+++ Given data

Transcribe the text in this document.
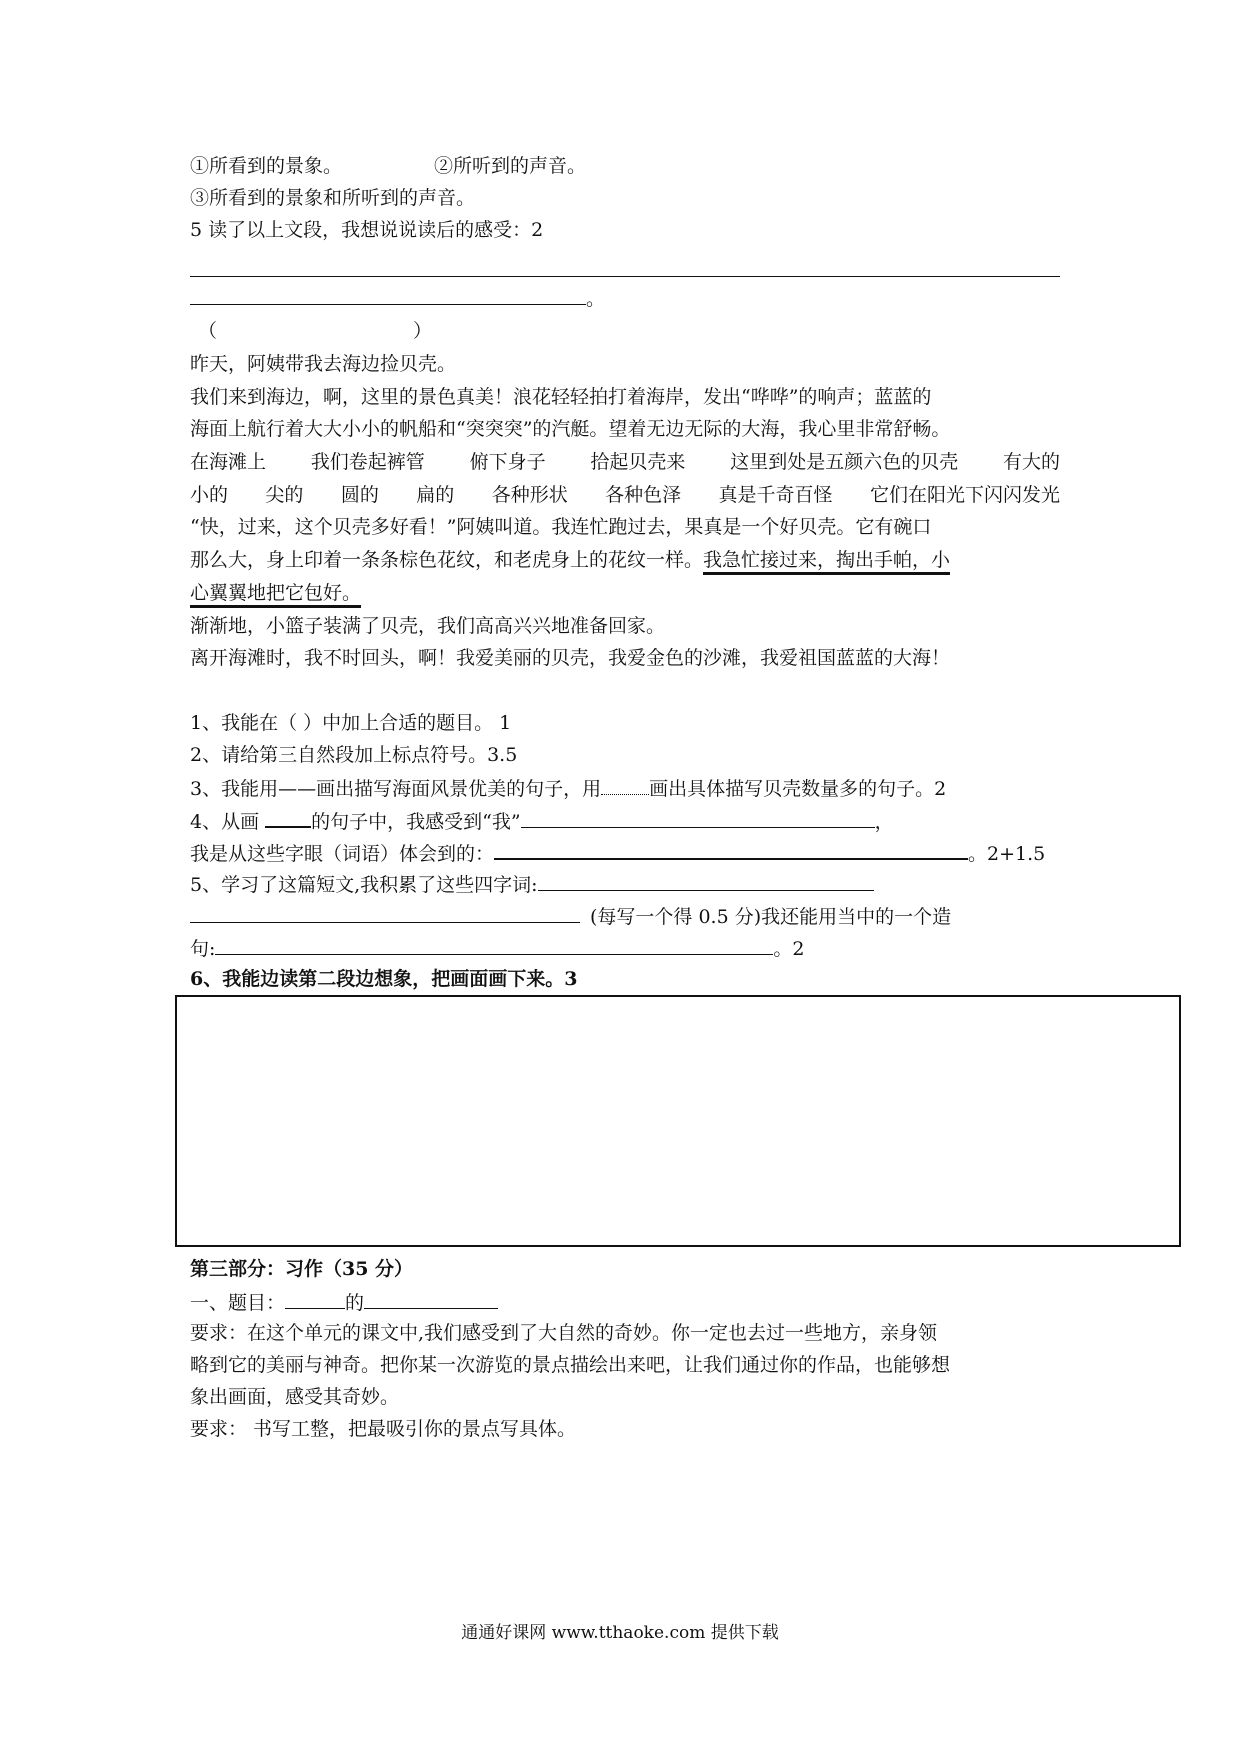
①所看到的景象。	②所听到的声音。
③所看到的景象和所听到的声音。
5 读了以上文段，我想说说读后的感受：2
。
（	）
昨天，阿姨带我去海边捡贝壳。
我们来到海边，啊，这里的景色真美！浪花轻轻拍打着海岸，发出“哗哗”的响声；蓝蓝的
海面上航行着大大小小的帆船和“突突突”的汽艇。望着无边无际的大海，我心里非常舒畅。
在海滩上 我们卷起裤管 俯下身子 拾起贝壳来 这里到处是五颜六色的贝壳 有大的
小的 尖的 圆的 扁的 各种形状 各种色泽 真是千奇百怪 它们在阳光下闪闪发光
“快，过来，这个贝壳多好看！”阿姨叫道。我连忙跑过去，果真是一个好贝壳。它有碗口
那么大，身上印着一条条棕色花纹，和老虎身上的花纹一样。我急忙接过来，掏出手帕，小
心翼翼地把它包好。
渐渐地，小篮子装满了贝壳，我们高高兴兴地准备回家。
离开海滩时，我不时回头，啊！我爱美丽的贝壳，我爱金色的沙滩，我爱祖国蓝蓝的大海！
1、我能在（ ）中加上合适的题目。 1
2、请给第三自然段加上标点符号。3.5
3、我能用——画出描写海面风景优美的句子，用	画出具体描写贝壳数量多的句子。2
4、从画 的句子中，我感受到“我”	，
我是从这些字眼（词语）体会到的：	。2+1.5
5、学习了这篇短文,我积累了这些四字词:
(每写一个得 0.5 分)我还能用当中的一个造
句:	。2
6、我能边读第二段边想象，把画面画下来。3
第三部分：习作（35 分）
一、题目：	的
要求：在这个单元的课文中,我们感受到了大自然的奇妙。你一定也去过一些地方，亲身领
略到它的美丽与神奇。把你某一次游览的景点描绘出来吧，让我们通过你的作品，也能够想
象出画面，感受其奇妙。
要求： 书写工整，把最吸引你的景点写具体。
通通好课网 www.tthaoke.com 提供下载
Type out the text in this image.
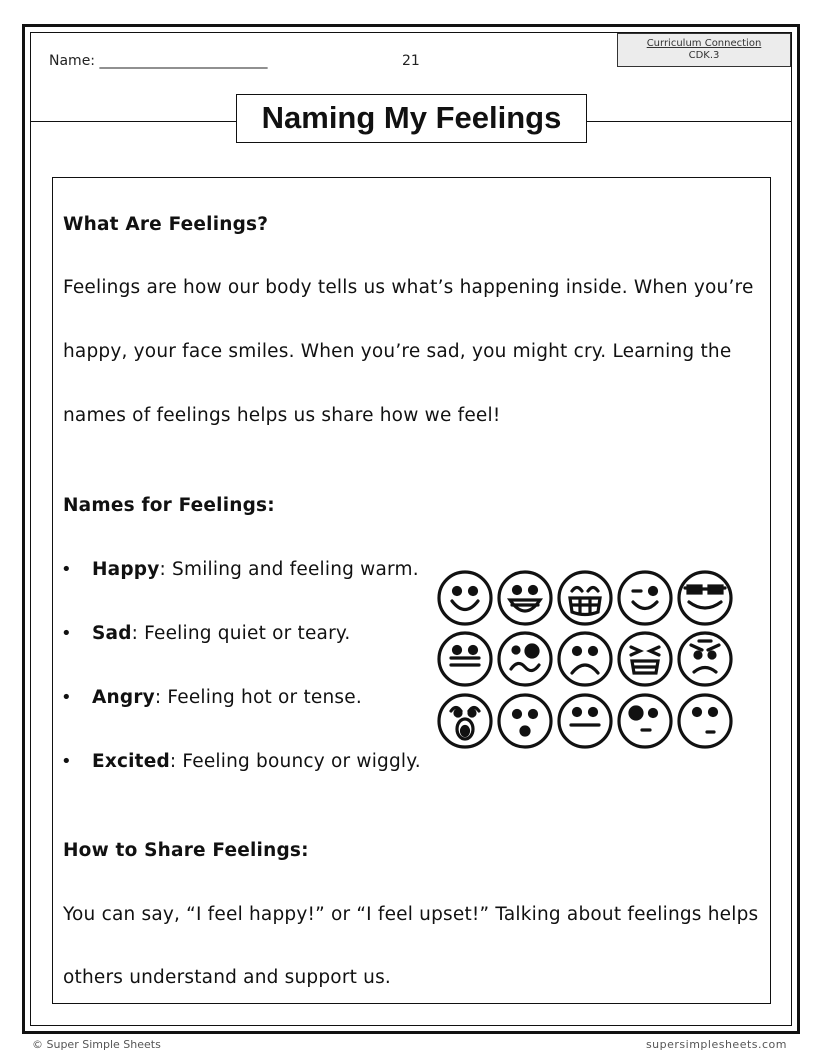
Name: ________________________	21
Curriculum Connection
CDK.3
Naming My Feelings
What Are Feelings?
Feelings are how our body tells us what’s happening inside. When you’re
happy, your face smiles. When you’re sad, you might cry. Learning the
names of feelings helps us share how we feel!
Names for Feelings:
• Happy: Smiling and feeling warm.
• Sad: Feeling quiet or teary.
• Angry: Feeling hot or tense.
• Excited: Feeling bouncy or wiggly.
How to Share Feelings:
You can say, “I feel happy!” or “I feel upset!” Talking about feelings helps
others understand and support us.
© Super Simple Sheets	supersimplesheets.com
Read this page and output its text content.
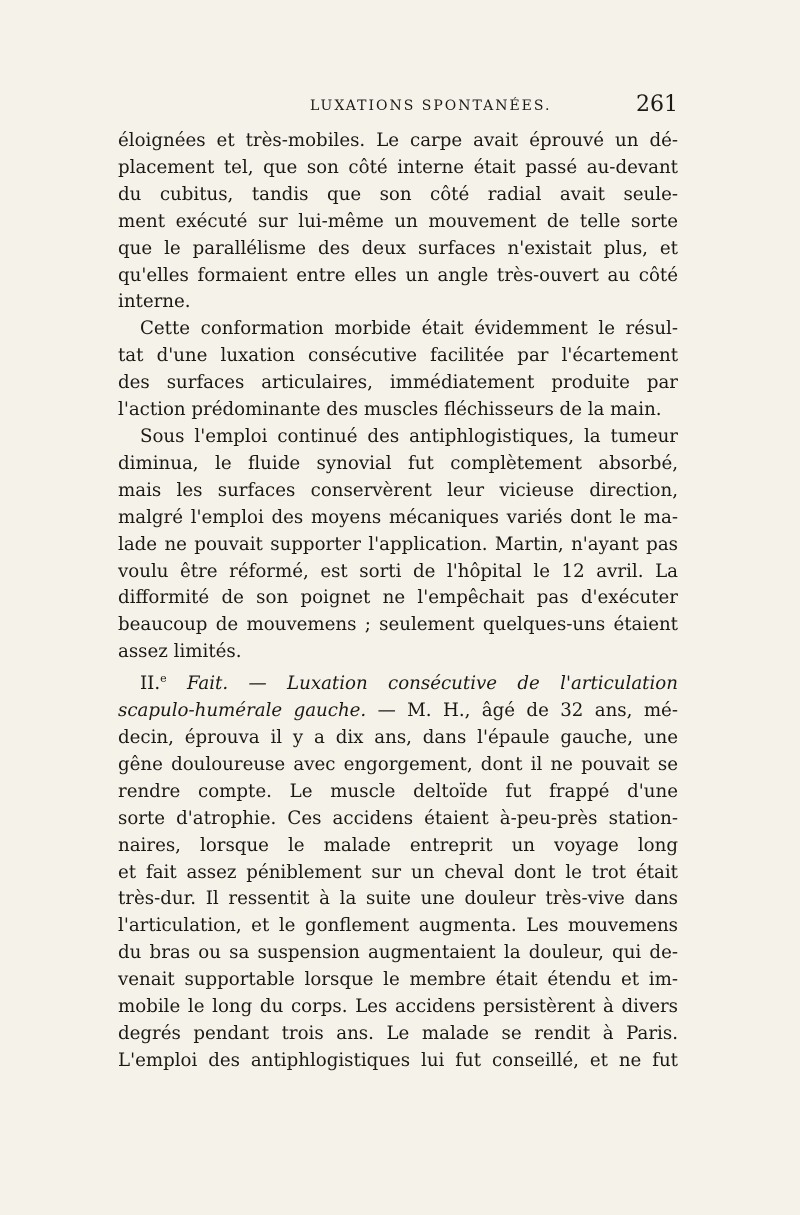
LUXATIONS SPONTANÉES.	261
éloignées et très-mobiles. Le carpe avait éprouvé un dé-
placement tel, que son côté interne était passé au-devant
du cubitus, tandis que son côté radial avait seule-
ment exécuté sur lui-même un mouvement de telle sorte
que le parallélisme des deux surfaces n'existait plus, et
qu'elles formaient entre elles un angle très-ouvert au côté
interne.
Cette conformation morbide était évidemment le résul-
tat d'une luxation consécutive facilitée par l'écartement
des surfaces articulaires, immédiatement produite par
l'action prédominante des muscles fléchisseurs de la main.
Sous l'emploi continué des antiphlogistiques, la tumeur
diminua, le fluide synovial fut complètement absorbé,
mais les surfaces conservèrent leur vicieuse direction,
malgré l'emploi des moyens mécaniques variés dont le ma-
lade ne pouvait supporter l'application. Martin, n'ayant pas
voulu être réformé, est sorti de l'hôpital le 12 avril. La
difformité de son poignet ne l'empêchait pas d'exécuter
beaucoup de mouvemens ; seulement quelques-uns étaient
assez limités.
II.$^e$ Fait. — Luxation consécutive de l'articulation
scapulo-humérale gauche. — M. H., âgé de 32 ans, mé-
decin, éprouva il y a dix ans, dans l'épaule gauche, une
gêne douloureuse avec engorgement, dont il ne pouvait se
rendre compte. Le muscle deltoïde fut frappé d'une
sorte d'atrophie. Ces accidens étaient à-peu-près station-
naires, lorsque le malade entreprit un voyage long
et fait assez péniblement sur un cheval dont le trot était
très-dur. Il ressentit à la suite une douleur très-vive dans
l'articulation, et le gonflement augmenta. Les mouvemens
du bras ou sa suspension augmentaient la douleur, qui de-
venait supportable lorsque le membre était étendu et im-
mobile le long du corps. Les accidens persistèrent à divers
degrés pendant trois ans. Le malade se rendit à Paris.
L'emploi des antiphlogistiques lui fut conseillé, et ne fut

++++++

• Short task
Repeat the records word for word. Any picture in them should be left out.

• Reply
Transcribe the text in this document.
①所看到的景象。	②所听到的声音。
③所看到的景象和所听到的声音。
5 读了以上文段，我想说说读后的感受：2
。
（	）
昨天，阿姨带我去海边捡贝壳。
我们来到海边，啊，这里的景色真美！浪花轻轻拍打着海岸，发出“哗哗”的响声；蓝蓝的
海面上航行着大大小小的帆船和“突突突”的汽艇。望着无边无际的大海，我心里非常舒畅。
在海滩上 我们卷起裤管 俯下身子 拾起贝壳来 这里到处是五颜六色的贝壳 有大的
小的 尖的 圆的 扁的 各种形状 各种色泽 真是千奇百怪 它们在阳光下闪闪发光
“快，过来，这个贝壳多好看！”阿姨叫道。我连忙跑过去，果真是一个好贝壳。它有碗口
那么大，身上印着一条条棕色花纹，和老虎身上的花纹一样。我急忙接过来，掏出手帕，小
心翼翼地把它包好。
渐渐地，小篮子装满了贝壳，我们高高兴兴地准备回家。
离开海滩时，我不时回头，啊！我爱美丽的贝壳，我爱金色的沙滩，我爱祖国蓝蓝的大海！
1、我能在（ ）中加上合适的题目。 1
2、请给第三自然段加上标点符号。3.5
3、我能用——画出描写海面风景优美的句子，用	画出具体描写贝壳数量多的句子。2
4、从画 的句子中，我感受到“我”	，
我是从这些字眼（词语）体会到的：	。2+1.5
5、学习了这篇短文,我积累了这些四字词:
(每写一个得 0.5 分)我还能用当中的一个造
句:	。2
6、我能边读第二段边想象，把画面画下来。3
第三部分：习作（35 分）
一、题目：	的
要求：在这个单元的课文中,我们感受到了大自然的奇妙。你一定也去过一些地方，亲身领
略到它的美丽与神奇。把你某一次游览的景点描绘出来吧，让我们通过你的作品，也能够想
象出画面，感受其奇妙。
要求： 书写工整，把最吸引你的景点写具体。
通通好课网 www.tthaoke.com 提供下载
Type out the text in this image.
Name: ________________________	21
Curriculum Connection
CDK.3
Naming My Feelings
What Are Feelings?
Feelings are how our body tells us what’s happening inside. When you’re
happy, your face smiles. When you’re sad, you might cry. Learning the
names of feelings helps us share how we feel!
Names for Feelings:
• Happy: Smiling and feeling warm.
• Sad: Feeling quiet or teary.
• Angry: Feeling hot or tense.
• Excited: Feeling bouncy or wiggly.
How to Share Feelings:
You can say, “I feel happy!” or “I feel upset!” Talking about feelings helps
others understand and support us.
© Super Simple Sheets	supersimplesheets.com
Read this page and output its text content.
LUXATIONS SPONTANÉES.	261
éloignées et très-mobiles. Le carpe avait éprouvé un dé-
placement tel, que son côté interne était passé au-devant
du cubitus, tandis que son côté radial avait seule-
ment exécuté sur lui-même un mouvement de telle sorte
que le parallélisme des deux surfaces n'existait plus, et
qu'elles formaient entre elles un angle très-ouvert au côté
interne.
Cette conformation morbide était évidemment le résul-
tat d'une luxation consécutive facilitée par l'écartement
des surfaces articulaires, immédiatement produite par
l'action prédominante des muscles fléchisseurs de la main.
Sous l'emploi continué des antiphlogistiques, la tumeur
diminua, le fluide synovial fut complètement absorbé,
mais les surfaces conservèrent leur vicieuse direction,
malgré l'emploi des moyens mécaniques variés dont le ma-
lade ne pouvait supporter l'application. Martin, n'ayant pas
voulu être réformé, est sorti de l'hôpital le 12 avril. La
difformité de son poignet ne l'empêchait pas d'exécuter
beaucoup de mouvemens ; seulement quelques-uns étaient
assez limités.
II.$^e$ Fait. — Luxation consécutive de l'articulation
scapulo-humérale gauche. — M. H., âgé de 32 ans, mé-
decin, éprouva il y a dix ans, dans l'épaule gauche, une
gêne douloureuse avec engorgement, dont il ne pouvait se
rendre compte. Le muscle deltoïde fut frappé d'une
sorte d'atrophie. Ces accidens étaient à-peu-près station-
naires, lorsque le malade entreprit un voyage long
et fait assez péniblement sur un cheval dont le trot était
très-dur. Il ressentit à la suite une douleur très-vive dans
l'articulation, et le gonflement augmenta. Les mouvemens
du bras ou sa suspension augmentaient la douleur, qui de-
venait supportable lorsque le membre était étendu et im-
mobile le long du corps. Les accidens persistèrent à divers
degrés pendant trois ans. Le malade se rendit à Paris.
L'emploi des antiphlogistiques lui fut conseillé, et ne fut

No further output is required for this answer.